To do :: Below is a block of records; repeat each one exactly.

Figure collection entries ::
........
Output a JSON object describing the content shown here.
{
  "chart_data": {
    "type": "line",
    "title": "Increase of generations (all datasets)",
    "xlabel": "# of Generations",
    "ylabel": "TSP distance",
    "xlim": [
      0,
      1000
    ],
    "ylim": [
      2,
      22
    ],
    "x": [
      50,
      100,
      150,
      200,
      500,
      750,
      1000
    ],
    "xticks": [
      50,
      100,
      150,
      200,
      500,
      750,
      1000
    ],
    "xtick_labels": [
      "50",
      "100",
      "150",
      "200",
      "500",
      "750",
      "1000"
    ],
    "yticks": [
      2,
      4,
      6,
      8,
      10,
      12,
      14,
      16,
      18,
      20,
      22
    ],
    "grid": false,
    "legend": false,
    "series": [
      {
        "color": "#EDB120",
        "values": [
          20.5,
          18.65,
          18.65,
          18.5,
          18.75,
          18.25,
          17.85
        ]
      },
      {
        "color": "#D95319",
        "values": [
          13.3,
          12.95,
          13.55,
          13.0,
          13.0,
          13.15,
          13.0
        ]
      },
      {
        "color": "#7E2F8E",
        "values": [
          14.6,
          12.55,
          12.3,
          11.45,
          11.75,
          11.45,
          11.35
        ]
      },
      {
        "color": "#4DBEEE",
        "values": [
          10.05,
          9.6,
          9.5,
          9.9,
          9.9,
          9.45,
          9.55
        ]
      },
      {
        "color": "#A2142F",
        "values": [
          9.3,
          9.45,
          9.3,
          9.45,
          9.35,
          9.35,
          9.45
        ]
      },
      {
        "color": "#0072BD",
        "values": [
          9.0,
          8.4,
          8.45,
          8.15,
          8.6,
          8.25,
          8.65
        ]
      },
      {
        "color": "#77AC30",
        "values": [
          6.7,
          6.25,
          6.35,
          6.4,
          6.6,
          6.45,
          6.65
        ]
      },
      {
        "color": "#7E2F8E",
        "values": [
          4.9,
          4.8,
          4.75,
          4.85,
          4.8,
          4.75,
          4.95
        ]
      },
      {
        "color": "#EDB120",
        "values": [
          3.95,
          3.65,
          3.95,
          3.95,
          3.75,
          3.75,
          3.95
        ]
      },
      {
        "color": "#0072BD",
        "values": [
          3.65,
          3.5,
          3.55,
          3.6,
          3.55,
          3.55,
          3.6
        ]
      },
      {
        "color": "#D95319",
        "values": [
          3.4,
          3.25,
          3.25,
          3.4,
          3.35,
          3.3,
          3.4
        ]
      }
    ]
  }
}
........
Written reply ::
Output a JSON object describing the content shown here.
{
  "chart_data": {
    "type": "line",
    "title": "Increase of generations (all datasets)",
    "xlabel": "# of Generations",
    "ylabel": "TSP distance",
    "xlim": [
      0,
      1000
    ],
    "ylim": [
      2,
      22
    ],
    "x": [
      50,
      100,
      150,
      200,
      500,
      750,
      1000
    ],
    "xticks": [
      50,
      100,
      150,
      200,
      500,
      750,
      1000
    ],
    "xtick_labels": [
      "50",
      "100",
      "150",
      "200",
      "500",
      "750",
      "1000"
    ],
    "yticks": [
      2,
      4,
      6,
      8,
      10,
      12,
      14,
      16,
      18,
      20,
      22
    ],
    "grid": false,
    "legend": false,
    "series": [
      {
        "color": "#EDB120",
        "values": [
          20.5,
          18.65,
          18.65,
          18.5,
          18.75,
          18.25,
          17.85
        ]
      },
      {
        "color": "#D95319",
        "values": [
          13.3,
          12.95,
          13.55,
          13.0,
          13.0,
          13.15,
          13.0
        ]
      },
      {
        "color": "#7E2F8E",
        "values": [
          14.6,
          12.55,
          12.3,
          11.45,
          11.75,
          11.45,
          11.35
        ]
      },
      {
        "color": "#4DBEEE",
        "values": [
          10.05,
          9.6,
          9.5,
          9.9,
          9.9,
          9.45,
          9.55
        ]
      },
      {
        "color": "#A2142F",
        "values": [
          9.3,
          9.45,
          9.3,
          9.45,
          9.35,
          9.35,
          9.45
        ]
      },
      {
        "color": "#0072BD",
        "values": [
          9.0,
          8.4,
          8.45,
          8.15,
          8.6,
          8.25,
          8.65
        ]
      },
      {
        "color": "#77AC30",
        "values": [
          6.7,
          6.25,
          6.35,
          6.4,
          6.6,
          6.45,
          6.65
        ]
      },
      {
        "color": "#7E2F8E",
        "values": [
          4.9,
          4.8,
          4.75,
          4.85,
          4.8,
          4.75,
          4.95
        ]
      },
      {
        "color": "#EDB120",
        "values": [
          3.95,
          3.65,
          3.95,
          3.95,
          3.75,
          3.75,
          3.95
        ]
      },
      {
        "color": "#0072BD",
        "values": [
          3.65,
          3.5,
          3.55,
          3.6,
          3.55,
          3.55,
          3.6
        ]
      },
      {
        "color": "#D95319",
        "values": [
          3.4,
          3.25,
          3.25,
          3.4,
          3.35,
          3.3,
          3.4
        ]
      }
    ]
  }
}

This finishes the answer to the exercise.